_Stored dataset items_
================

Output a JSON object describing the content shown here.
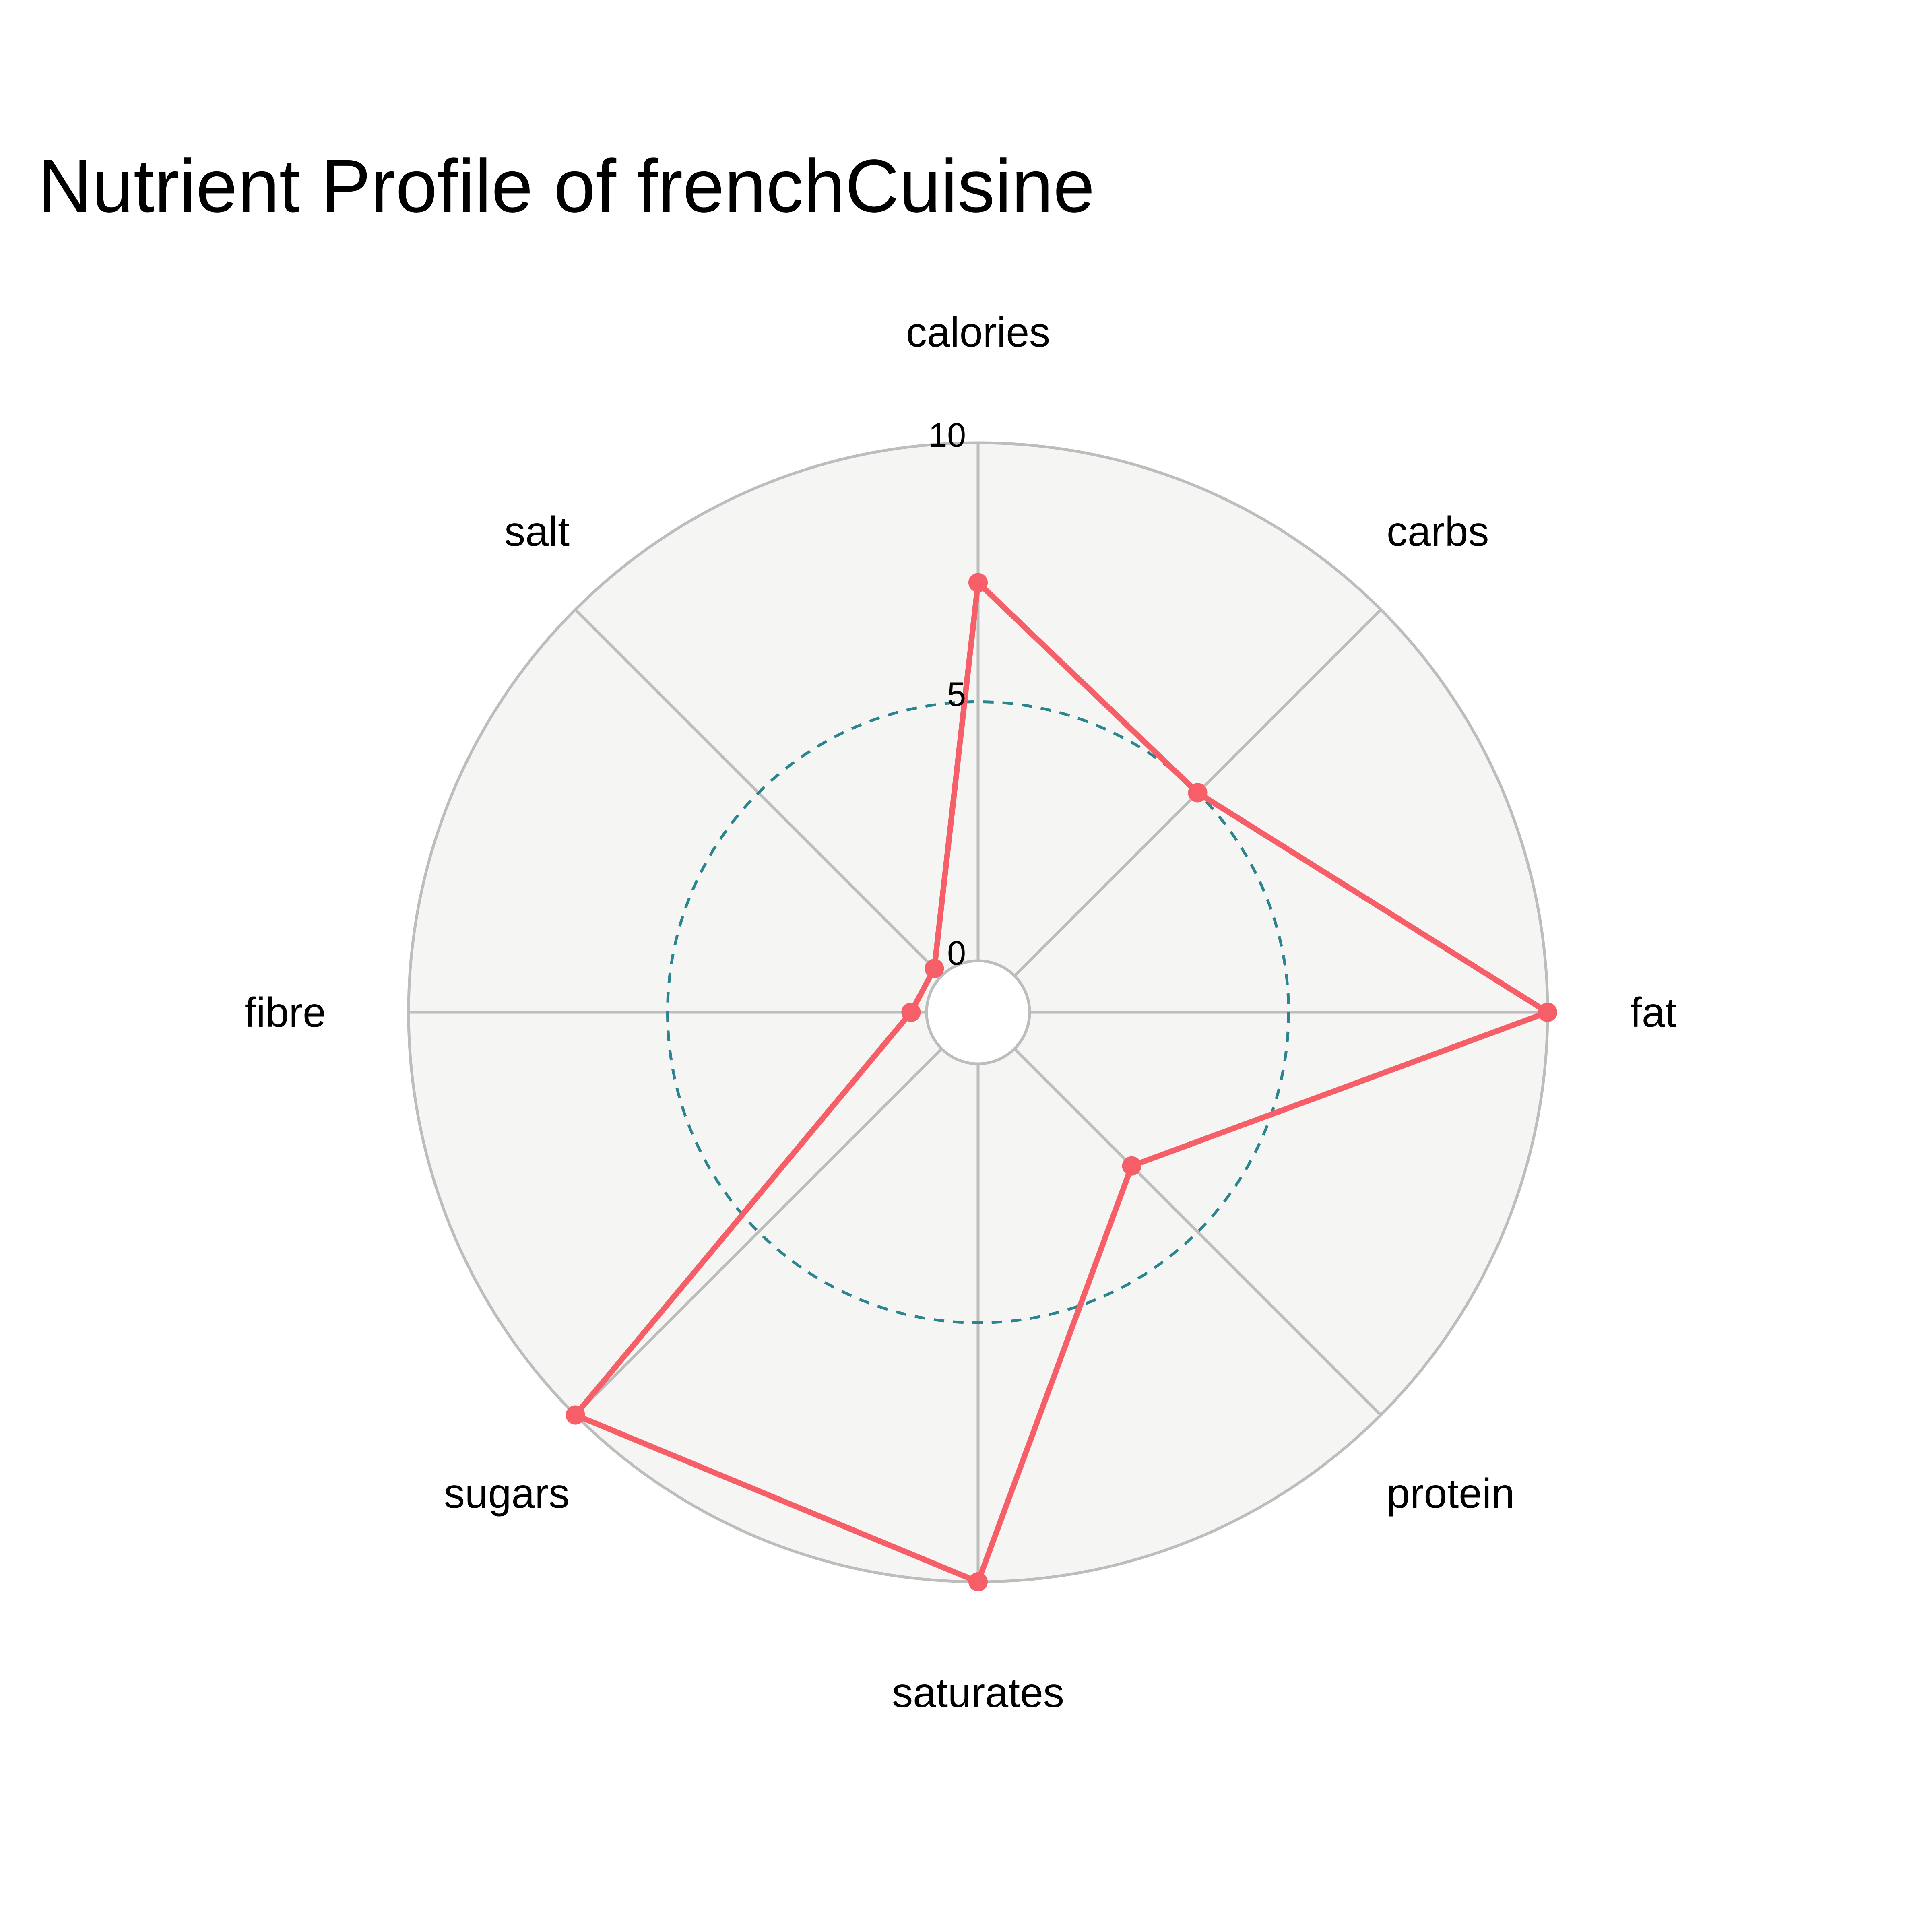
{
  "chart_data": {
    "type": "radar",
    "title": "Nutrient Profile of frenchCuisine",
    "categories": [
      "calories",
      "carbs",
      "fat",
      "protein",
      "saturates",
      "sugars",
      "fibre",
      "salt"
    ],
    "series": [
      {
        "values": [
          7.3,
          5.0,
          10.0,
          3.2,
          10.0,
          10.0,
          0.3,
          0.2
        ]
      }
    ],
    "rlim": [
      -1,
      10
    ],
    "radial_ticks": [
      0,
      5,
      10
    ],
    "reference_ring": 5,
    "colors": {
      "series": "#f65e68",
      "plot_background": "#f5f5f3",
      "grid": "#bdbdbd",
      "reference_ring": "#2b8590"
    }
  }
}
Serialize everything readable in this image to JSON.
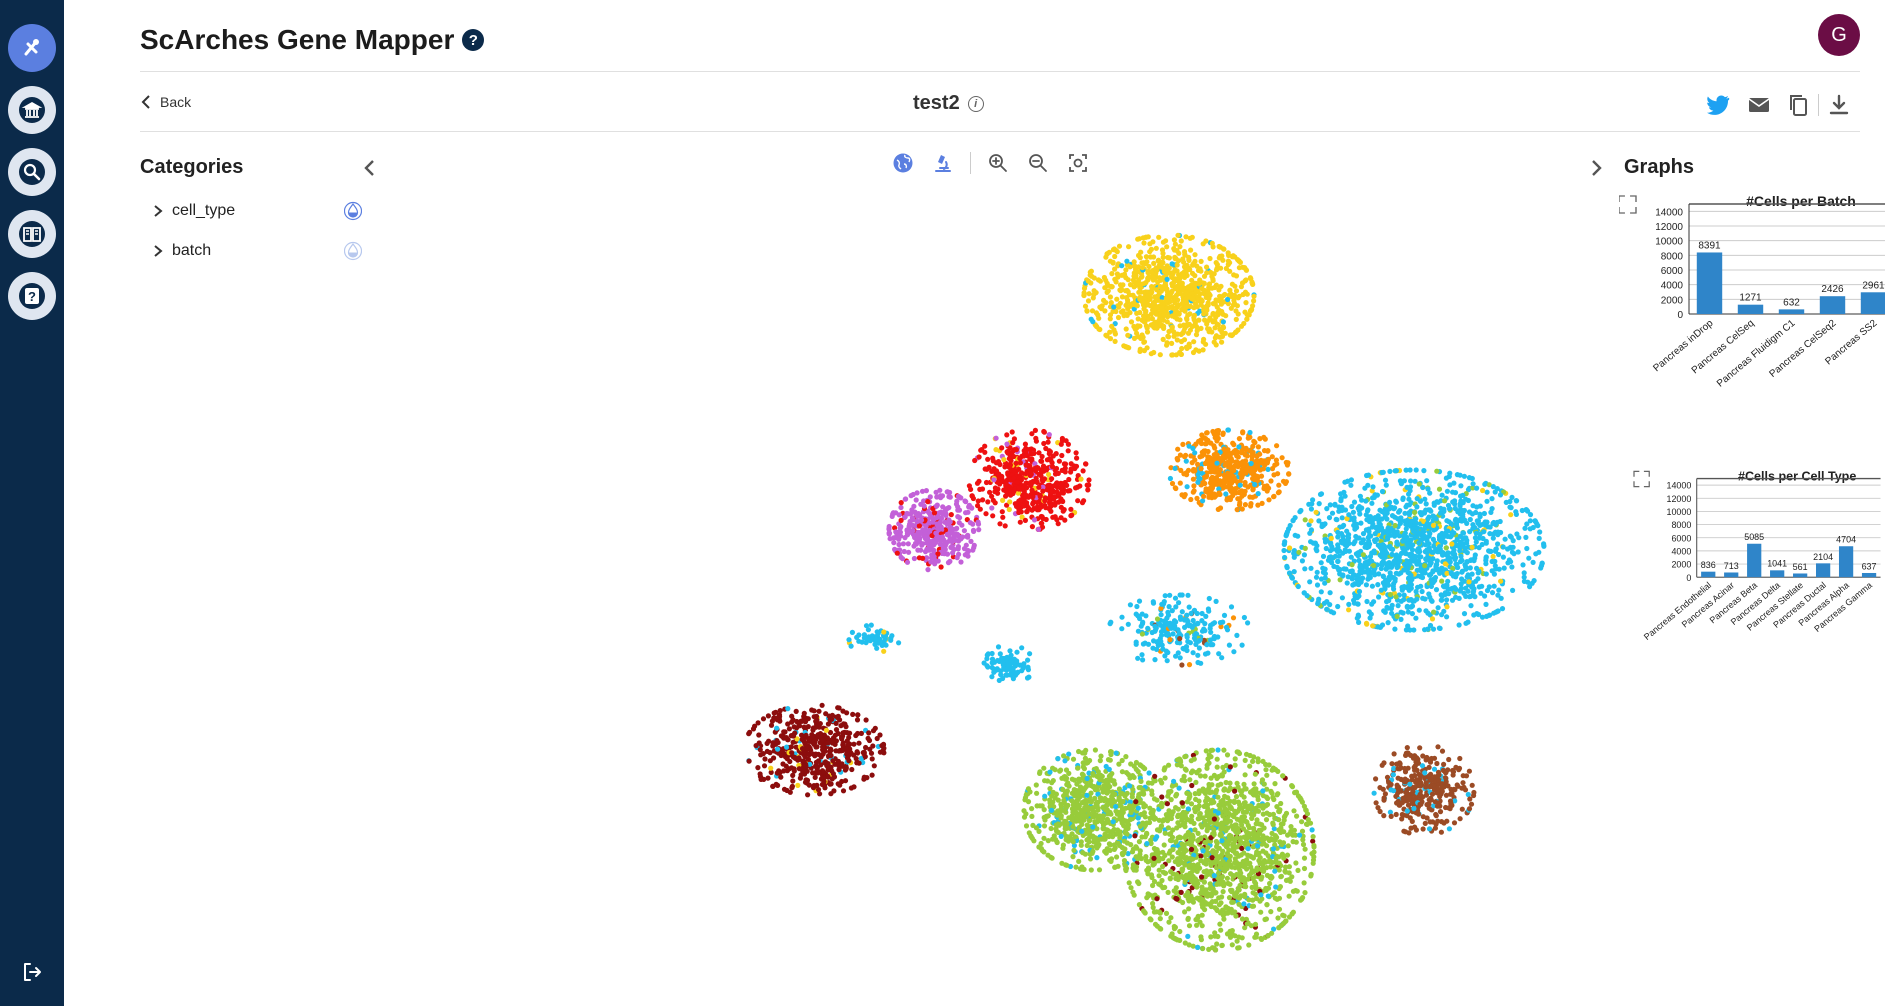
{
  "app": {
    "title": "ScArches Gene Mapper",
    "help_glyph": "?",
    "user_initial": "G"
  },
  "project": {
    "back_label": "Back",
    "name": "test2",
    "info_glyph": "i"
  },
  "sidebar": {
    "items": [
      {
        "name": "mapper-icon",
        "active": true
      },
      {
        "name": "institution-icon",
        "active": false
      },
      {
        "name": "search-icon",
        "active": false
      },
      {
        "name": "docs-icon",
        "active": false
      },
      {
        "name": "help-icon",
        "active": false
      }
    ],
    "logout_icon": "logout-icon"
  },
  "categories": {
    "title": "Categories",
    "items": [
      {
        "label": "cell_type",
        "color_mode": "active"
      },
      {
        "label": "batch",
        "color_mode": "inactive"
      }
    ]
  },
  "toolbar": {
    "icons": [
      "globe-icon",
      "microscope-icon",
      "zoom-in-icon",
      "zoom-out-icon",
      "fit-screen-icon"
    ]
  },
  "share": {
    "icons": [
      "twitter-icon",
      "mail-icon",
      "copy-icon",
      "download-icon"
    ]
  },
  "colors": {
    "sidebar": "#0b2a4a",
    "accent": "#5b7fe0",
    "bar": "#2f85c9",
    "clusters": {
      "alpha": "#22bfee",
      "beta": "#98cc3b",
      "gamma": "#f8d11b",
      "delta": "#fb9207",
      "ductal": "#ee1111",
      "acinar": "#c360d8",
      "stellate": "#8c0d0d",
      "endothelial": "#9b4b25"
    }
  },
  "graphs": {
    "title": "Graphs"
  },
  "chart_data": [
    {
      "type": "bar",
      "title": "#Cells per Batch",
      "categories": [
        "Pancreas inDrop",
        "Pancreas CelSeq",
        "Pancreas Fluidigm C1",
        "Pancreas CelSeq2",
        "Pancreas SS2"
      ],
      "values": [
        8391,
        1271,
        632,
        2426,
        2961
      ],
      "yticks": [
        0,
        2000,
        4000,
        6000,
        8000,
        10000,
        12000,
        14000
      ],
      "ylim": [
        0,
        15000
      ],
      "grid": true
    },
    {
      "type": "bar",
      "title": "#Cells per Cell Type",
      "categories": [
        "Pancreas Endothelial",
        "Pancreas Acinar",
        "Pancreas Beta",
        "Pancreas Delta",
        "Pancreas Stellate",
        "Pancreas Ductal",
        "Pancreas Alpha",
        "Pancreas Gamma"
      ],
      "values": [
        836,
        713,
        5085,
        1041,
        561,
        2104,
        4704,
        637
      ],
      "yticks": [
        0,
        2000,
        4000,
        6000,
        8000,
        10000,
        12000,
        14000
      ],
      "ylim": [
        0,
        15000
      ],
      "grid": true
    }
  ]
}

================

_PROBLEM TO SOLVE_
None of the pictures belong in the copy; transcribe the rest of the data exactly.

_TASK ANSWER_
Output a JSON object describing the content shown here.
{
  "chart_data": {
    "type": "radar",
    "title": "Nutrient Profile of frenchCuisine",
    "categories": [
      "calories",
      "carbs",
      "fat",
      "protein",
      "saturates",
      "sugars",
      "fibre",
      "salt"
    ],
    "series": [
      {
        "values": [
          7.3,
          5.0,
          10.0,
          3.2,
          10.0,
          10.0,
          0.3,
          0.2
        ]
      }
    ],
    "rlim": [
      -1,
      10
    ],
    "radial_ticks": [
      0,
      5,
      10
    ],
    "reference_ring": 5,
    "colors": {
      "series": "#f65e68",
      "plot_background": "#f5f5f3",
      "grid": "#bdbdbd",
      "reference_ring": "#2b8590"
    }
  }
}
Serialize everything readable in this image to JSON.
{
  "app": {
    "title": "ScArches Gene Mapper",
    "help_glyph": "?",
    "user_initial": "G"
  },
  "project": {
    "back_label": "Back",
    "name": "test2",
    "info_glyph": "i"
  },
  "sidebar": {
    "items": [
      {
        "name": "mapper-icon",
        "active": true
      },
      {
        "name": "institution-icon",
        "active": false
      },
      {
        "name": "search-icon",
        "active": false
      },
      {
        "name": "docs-icon",
        "active": false
      },
      {
        "name": "help-icon",
        "active": false
      }
    ],
    "logout_icon": "logout-icon"
  },
  "categories": {
    "title": "Categories",
    "items": [
      {
        "label": "cell_type",
        "color_mode": "active"
      },
      {
        "label": "batch",
        "color_mode": "inactive"
      }
    ]
  },
  "toolbar": {
    "icons": [
      "globe-icon",
      "microscope-icon",
      "zoom-in-icon",
      "zoom-out-icon",
      "fit-screen-icon"
    ]
  },
  "share": {
    "icons": [
      "twitter-icon",
      "mail-icon",
      "copy-icon",
      "download-icon"
    ]
  },
  "colors": {
    "sidebar": "#0b2a4a",
    "accent": "#5b7fe0",
    "bar": "#2f85c9",
    "clusters": {
      "alpha": "#22bfee",
      "beta": "#98cc3b",
      "gamma": "#f8d11b",
      "delta": "#fb9207",
      "ductal": "#ee1111",
      "acinar": "#c360d8",
      "stellate": "#8c0d0d",
      "endothelial": "#9b4b25"
    }
  },
  "graphs": {
    "title": "Graphs"
  },
  "chart_data": [
    {
      "type": "bar",
      "title": "#Cells per Batch",
      "categories": [
        "Pancreas inDrop",
        "Pancreas CelSeq",
        "Pancreas Fluidigm C1",
        "Pancreas CelSeq2",
        "Pancreas SS2"
      ],
      "values": [
        8391,
        1271,
        632,
        2426,
        2961
      ],
      "yticks": [
        0,
        2000,
        4000,
        6000,
        8000,
        10000,
        12000,
        14000
      ],
      "ylim": [
        0,
        15000
      ],
      "grid": true
    },
    {
      "type": "bar",
      "title": "#Cells per Cell Type",
      "categories": [
        "Pancreas Endothelial",
        "Pancreas Acinar",
        "Pancreas Beta",
        "Pancreas Delta",
        "Pancreas Stellate",
        "Pancreas Ductal",
        "Pancreas Alpha",
        "Pancreas Gamma"
      ],
      "values": [
        836,
        713,
        5085,
        1041,
        561,
        2104,
        4704,
        637
      ],
      "yticks": [
        0,
        2000,
        4000,
        6000,
        8000,
        10000,
        12000,
        14000
      ],
      "ylim": [
        0,
        15000
      ],
      "grid": true
    }
  ]
}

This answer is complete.